- _Short problem_: Copy out the listing exactly.

»»

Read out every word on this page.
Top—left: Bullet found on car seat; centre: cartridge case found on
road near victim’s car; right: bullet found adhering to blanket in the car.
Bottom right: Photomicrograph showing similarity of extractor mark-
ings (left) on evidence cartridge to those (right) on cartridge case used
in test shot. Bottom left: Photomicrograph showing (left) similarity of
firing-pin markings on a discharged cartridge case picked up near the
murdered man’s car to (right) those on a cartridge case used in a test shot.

««

- _Task response_:
Read out every word on this page.
Top—left: Bullet found on car seat; centre: cartridge case found on
road near victim’s car; right: bullet found adhering to blanket in the car.
Bottom right: Photomicrograph showing similarity of extractor mark-
ings (left) on evidence cartridge to those (right) on cartridge case used
in test shot. Bottom left: Photomicrograph showing (left) similarity of
firing-pin markings on a discharged cartridge case picked up near the
murdered man’s car to (right) those on a cartridge case used in a test shot.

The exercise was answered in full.